--- START ---

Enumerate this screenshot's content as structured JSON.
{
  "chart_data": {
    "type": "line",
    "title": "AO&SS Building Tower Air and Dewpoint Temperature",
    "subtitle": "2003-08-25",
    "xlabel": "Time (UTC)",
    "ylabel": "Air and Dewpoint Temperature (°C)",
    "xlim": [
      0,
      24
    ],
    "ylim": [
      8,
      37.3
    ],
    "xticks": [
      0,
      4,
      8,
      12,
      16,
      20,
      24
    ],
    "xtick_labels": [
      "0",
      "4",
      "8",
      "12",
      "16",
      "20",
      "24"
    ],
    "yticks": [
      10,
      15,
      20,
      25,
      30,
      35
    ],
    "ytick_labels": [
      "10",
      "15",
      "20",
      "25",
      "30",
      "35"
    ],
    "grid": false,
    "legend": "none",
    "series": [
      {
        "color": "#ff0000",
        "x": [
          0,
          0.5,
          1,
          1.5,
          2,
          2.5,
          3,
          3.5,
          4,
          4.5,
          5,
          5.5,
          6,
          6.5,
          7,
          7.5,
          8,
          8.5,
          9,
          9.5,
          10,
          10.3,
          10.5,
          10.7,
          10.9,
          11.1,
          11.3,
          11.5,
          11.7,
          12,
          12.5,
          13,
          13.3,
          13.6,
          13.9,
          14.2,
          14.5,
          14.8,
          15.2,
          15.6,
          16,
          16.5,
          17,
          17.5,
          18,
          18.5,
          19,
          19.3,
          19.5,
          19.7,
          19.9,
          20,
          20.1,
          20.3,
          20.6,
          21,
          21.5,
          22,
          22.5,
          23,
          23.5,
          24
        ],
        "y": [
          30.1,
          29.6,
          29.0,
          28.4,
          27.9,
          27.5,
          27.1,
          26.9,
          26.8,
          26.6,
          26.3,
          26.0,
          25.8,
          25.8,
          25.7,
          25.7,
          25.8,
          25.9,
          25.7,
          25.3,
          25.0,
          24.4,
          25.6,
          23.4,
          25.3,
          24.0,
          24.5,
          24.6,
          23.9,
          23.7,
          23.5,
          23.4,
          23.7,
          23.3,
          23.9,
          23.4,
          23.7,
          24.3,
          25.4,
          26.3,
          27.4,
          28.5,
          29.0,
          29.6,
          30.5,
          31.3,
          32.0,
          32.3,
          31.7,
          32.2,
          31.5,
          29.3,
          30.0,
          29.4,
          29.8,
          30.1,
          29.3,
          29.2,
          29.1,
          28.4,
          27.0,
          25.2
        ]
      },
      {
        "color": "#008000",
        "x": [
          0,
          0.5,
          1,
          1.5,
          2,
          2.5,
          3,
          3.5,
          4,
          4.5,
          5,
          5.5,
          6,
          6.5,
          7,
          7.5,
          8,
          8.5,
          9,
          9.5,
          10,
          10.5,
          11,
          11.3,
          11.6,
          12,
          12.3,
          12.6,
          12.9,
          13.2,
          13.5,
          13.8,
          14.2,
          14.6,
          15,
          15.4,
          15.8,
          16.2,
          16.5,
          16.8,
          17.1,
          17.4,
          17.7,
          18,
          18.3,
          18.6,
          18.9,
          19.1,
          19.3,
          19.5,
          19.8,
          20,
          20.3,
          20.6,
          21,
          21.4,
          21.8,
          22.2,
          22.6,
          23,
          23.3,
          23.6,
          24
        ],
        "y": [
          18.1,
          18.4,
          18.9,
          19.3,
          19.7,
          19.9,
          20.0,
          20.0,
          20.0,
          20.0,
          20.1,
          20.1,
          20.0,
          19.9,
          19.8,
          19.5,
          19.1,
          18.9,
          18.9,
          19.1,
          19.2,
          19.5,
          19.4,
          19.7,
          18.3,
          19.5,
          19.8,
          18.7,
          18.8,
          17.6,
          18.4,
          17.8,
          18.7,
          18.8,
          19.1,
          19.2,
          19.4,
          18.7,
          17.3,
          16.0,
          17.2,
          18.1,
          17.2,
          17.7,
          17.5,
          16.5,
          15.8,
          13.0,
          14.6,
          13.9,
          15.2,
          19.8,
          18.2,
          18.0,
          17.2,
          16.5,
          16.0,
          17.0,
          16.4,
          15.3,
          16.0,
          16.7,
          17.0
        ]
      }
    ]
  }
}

--- END ---
--- START ---

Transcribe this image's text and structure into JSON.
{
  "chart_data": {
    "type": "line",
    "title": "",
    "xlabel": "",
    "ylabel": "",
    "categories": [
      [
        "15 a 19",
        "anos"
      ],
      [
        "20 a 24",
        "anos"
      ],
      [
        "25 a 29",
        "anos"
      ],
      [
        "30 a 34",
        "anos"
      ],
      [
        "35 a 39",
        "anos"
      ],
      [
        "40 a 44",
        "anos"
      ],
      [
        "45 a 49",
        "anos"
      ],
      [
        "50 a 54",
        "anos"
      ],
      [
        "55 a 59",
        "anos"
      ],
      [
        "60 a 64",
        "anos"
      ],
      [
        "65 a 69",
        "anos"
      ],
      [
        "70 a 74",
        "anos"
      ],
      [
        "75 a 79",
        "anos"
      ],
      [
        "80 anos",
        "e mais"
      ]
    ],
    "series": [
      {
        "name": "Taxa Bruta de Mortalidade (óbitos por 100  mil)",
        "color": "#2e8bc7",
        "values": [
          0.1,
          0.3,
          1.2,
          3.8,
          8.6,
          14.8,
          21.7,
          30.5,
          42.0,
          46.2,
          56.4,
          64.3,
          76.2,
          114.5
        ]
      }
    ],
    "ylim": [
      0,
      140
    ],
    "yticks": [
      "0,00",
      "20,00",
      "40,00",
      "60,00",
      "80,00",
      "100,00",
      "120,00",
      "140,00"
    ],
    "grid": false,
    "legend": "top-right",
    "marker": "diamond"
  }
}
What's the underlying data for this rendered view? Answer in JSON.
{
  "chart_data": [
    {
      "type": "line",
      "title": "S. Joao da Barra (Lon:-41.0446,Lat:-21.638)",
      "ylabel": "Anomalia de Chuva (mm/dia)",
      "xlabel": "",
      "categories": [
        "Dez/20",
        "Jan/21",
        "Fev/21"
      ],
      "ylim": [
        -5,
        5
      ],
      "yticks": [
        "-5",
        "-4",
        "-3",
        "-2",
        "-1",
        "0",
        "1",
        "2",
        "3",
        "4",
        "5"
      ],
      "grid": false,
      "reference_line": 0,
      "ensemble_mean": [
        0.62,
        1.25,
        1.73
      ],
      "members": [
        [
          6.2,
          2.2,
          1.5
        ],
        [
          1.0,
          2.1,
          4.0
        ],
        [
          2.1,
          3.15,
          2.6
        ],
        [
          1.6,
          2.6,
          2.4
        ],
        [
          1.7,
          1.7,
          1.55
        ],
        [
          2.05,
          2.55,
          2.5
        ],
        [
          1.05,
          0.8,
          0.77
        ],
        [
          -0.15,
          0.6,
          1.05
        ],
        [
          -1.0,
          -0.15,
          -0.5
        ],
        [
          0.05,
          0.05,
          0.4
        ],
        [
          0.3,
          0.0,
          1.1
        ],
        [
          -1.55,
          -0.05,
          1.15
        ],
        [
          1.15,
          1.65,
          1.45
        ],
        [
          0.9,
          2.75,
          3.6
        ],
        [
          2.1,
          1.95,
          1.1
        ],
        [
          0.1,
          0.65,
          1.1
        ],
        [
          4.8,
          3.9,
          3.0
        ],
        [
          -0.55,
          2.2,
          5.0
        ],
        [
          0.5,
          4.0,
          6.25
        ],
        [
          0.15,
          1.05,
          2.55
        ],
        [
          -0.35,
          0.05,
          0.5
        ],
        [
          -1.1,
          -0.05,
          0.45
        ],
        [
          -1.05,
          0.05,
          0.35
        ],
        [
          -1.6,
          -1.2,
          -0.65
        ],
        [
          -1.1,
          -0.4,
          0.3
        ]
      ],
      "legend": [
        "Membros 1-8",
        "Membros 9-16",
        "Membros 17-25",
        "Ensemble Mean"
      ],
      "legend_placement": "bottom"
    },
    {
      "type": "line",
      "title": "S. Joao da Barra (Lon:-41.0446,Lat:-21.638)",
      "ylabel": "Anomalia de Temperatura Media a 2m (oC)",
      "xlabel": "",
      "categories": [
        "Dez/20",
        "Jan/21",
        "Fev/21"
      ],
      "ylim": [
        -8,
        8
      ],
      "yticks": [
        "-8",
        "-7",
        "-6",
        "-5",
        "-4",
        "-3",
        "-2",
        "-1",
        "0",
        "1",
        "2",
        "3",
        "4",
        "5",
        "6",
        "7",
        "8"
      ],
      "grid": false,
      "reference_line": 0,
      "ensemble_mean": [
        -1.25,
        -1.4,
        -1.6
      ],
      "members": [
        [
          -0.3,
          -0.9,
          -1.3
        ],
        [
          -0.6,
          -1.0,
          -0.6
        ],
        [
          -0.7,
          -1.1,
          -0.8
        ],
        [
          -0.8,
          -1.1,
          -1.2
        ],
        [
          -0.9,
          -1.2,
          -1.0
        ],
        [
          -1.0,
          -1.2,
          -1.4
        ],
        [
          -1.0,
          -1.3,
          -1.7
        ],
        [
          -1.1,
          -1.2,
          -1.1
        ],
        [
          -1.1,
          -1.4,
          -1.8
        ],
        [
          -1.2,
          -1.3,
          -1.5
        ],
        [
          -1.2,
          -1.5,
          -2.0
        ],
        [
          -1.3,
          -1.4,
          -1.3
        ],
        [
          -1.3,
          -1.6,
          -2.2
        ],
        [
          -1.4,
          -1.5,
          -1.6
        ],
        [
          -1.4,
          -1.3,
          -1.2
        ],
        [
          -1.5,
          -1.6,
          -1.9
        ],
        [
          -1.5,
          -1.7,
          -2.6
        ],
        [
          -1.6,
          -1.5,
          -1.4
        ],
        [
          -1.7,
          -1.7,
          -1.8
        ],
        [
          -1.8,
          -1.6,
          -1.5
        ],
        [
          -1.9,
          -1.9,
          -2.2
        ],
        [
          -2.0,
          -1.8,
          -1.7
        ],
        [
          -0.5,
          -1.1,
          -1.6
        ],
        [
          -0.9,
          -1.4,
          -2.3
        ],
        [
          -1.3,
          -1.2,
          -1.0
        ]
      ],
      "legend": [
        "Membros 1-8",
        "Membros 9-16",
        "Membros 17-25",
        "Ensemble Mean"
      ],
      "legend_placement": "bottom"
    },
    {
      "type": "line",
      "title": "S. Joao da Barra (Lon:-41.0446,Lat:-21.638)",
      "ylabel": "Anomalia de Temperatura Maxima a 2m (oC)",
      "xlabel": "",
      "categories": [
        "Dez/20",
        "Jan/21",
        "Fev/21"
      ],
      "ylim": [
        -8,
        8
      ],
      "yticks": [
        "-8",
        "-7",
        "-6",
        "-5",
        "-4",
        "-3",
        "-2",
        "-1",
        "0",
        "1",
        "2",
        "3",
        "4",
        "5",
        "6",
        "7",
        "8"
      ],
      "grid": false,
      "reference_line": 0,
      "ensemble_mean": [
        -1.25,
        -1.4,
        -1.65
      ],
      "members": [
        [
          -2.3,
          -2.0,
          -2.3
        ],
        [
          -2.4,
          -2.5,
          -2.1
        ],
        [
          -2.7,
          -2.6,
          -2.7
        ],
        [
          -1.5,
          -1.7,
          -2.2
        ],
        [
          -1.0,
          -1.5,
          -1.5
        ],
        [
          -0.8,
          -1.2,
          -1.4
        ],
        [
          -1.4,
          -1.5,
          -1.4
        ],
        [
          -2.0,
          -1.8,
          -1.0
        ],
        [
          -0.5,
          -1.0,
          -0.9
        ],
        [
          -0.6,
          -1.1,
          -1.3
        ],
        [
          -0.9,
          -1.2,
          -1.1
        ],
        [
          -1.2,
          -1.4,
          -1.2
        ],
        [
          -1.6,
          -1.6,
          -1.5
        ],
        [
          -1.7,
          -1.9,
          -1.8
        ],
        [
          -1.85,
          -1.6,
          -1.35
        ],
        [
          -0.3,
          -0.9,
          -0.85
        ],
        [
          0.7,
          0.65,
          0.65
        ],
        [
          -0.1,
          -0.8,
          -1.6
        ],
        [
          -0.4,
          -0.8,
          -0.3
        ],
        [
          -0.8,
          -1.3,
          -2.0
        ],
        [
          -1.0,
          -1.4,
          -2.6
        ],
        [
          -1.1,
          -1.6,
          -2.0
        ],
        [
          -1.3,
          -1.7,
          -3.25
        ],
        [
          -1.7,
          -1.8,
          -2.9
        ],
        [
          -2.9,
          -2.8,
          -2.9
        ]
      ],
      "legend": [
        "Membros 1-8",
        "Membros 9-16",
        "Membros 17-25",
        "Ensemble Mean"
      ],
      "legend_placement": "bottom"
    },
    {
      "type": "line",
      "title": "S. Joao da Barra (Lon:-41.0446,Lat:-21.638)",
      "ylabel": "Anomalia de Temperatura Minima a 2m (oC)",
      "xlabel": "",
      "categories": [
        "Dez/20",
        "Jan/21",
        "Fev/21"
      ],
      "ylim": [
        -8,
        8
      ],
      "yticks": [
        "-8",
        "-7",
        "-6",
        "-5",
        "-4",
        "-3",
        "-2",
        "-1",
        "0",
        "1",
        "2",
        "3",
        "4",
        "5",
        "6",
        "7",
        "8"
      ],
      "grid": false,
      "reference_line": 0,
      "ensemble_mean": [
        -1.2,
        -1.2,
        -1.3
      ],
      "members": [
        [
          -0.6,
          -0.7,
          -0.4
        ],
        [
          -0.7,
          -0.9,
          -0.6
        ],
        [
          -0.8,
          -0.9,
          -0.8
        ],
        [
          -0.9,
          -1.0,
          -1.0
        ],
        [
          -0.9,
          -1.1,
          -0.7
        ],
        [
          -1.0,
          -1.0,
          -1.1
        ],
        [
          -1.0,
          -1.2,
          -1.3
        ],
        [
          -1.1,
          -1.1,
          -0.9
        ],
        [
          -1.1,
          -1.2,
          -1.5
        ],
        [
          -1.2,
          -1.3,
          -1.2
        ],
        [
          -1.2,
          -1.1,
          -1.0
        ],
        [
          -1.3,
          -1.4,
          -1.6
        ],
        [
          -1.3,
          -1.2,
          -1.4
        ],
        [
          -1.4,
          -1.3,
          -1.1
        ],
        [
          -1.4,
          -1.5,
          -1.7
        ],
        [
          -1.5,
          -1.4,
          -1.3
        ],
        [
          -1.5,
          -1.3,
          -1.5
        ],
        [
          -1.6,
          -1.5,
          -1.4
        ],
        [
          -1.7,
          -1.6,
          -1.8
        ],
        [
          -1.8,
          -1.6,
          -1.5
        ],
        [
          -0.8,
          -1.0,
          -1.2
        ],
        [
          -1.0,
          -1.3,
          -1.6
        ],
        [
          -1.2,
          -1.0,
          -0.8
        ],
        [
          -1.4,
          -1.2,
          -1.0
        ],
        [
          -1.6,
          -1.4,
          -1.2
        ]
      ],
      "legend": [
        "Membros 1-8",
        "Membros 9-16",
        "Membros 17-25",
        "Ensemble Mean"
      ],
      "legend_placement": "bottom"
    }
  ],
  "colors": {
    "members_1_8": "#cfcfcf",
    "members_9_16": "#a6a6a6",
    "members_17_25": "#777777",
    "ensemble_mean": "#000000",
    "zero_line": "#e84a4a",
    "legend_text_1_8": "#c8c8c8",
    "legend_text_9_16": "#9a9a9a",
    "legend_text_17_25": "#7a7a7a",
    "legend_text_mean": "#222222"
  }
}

--- END ---

▸ **Set exercise**
Leave out every line without the string "JSON" and copy the rest.

▸ **The response**
Enumerate this screenshot's content as structured JSON.
Transcribe this image's text and structure into JSON.
What's the underlying data for this rendered view? Answer in JSON.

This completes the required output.